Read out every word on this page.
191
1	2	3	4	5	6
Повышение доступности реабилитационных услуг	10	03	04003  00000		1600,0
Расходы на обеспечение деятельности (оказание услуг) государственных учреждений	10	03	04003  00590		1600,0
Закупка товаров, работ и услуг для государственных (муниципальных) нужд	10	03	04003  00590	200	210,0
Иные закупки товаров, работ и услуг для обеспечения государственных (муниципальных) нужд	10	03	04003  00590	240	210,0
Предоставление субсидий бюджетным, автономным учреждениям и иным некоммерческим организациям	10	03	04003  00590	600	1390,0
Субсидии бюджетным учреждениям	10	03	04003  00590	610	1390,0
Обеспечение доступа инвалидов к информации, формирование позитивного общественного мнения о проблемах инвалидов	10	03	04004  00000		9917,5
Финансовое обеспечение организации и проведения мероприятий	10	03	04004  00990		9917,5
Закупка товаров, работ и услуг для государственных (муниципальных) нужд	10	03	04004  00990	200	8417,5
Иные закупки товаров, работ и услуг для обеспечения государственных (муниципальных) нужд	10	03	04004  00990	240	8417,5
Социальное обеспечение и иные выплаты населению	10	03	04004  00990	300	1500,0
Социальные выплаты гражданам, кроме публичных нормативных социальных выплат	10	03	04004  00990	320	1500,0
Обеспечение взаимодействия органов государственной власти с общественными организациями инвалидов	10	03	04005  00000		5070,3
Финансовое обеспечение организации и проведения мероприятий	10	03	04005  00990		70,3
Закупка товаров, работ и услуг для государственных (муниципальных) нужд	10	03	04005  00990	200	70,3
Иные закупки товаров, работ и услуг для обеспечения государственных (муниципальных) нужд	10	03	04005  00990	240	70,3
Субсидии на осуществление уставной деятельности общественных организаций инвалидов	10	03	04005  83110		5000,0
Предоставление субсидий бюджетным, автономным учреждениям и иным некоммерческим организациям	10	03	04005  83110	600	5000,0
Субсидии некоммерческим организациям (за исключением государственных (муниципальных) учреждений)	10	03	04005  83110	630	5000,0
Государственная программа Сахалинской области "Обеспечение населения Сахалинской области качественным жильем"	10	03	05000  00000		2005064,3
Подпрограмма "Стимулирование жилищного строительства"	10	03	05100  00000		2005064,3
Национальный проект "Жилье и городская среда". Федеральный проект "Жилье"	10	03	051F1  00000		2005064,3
◇ ◇ ◇ ◇
Requirements: Note each line of the entries that has "Закупка" in it, and copy those lines.

Written solution:
Закупка товаров, работ и услуг для государственных (муниципальных) нужд	10	03	04003  00590	200	210,0
Закупка товаров, работ и услуг для государственных (муниципальных) нужд	10	03	04004  00990	200	8417,5
Закупка товаров, работ и услуг для государственных (муниципальных) нужд	10	03	04005  00990	200	70,3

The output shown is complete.